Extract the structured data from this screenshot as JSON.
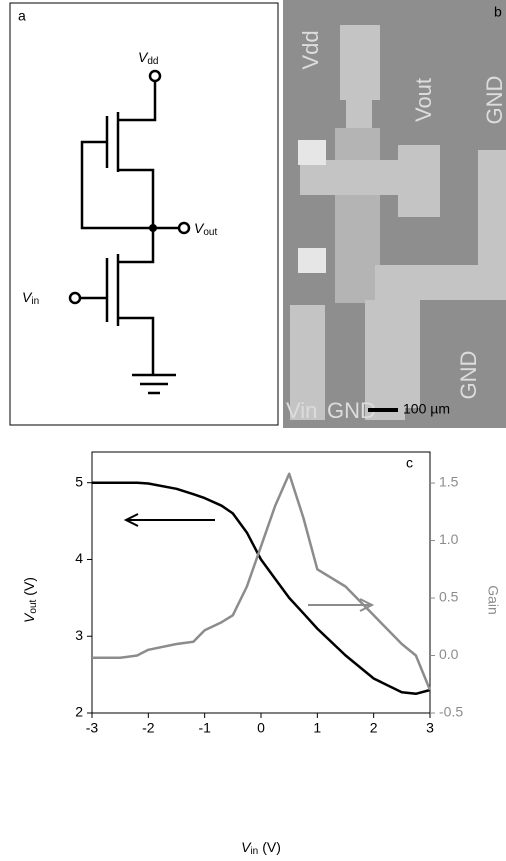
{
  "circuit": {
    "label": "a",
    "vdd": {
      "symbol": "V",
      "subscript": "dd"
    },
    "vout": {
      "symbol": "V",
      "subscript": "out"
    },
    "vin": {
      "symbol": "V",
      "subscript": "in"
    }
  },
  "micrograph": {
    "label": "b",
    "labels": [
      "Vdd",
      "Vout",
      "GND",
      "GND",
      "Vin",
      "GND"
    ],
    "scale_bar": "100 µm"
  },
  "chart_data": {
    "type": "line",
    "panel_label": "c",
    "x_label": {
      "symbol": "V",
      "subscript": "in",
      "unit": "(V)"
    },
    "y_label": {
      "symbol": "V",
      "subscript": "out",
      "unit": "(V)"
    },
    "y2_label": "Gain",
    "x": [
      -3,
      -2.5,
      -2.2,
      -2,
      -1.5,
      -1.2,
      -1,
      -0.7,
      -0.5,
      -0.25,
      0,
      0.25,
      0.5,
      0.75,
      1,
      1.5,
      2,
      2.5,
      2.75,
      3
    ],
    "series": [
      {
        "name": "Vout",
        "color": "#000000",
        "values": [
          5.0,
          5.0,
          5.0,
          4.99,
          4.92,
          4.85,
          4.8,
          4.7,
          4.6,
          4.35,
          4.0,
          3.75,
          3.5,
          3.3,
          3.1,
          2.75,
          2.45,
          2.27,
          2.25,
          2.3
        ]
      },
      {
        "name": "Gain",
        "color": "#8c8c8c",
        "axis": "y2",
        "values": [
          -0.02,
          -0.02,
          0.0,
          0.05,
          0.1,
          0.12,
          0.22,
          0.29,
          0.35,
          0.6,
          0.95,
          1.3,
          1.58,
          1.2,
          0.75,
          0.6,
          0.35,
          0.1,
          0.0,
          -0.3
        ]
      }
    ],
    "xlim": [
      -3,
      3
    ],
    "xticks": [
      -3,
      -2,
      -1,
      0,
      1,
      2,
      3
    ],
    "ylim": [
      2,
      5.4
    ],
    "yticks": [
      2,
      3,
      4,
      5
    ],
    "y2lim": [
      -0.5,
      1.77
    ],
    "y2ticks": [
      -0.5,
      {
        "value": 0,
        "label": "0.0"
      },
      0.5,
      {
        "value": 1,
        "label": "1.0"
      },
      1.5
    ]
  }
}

=-=-=-=-=

Quote the records above exactly, leaving out any pictures.

Extract the structured data from this screenshot as JSON.
{
  "circuit": {
    "label": "a",
    "vdd": {
      "symbol": "V",
      "subscript": "dd"
    },
    "vout": {
      "symbol": "V",
      "subscript": "out"
    },
    "vin": {
      "symbol": "V",
      "subscript": "in"
    }
  },
  "micrograph": {
    "label": "b",
    "labels": [
      "Vdd",
      "Vout",
      "GND",
      "GND",
      "Vin",
      "GND"
    ],
    "scale_bar": "100 µm"
  },
  "chart_data": {
    "type": "line",
    "panel_label": "c",
    "x_label": {
      "symbol": "V",
      "subscript": "in",
      "unit": "(V)"
    },
    "y_label": {
      "symbol": "V",
      "subscript": "out",
      "unit": "(V)"
    },
    "y2_label": "Gain",
    "x": [
      -3,
      -2.5,
      -2.2,
      -2,
      -1.5,
      -1.2,
      -1,
      -0.7,
      -0.5,
      -0.25,
      0,
      0.25,
      0.5,
      0.75,
      1,
      1.5,
      2,
      2.5,
      2.75,
      3
    ],
    "series": [
      {
        "name": "Vout",
        "color": "#000000",
        "values": [
          5.0,
          5.0,
          5.0,
          4.99,
          4.92,
          4.85,
          4.8,
          4.7,
          4.6,
          4.35,
          4.0,
          3.75,
          3.5,
          3.3,
          3.1,
          2.75,
          2.45,
          2.27,
          2.25,
          2.3
        ]
      },
      {
        "name": "Gain",
        "color": "#8c8c8c",
        "axis": "y2",
        "values": [
          -0.02,
          -0.02,
          0.0,
          0.05,
          0.1,
          0.12,
          0.22,
          0.29,
          0.35,
          0.6,
          0.95,
          1.3,
          1.58,
          1.2,
          0.75,
          0.6,
          0.35,
          0.1,
          0.0,
          -0.3
        ]
      }
    ],
    "xlim": [
      -3,
      3
    ],
    "xticks": [
      -3,
      -2,
      -1,
      0,
      1,
      2,
      3
    ],
    "ylim": [
      2,
      5.4
    ],
    "yticks": [
      2,
      3,
      4,
      5
    ],
    "y2lim": [
      -0.5,
      1.77
    ],
    "y2ticks": [
      -0.5,
      {
        "value": 0,
        "label": "0.0"
      },
      0.5,
      {
        "value": 1,
        "label": "1.0"
      },
      1.5
    ]
  }
}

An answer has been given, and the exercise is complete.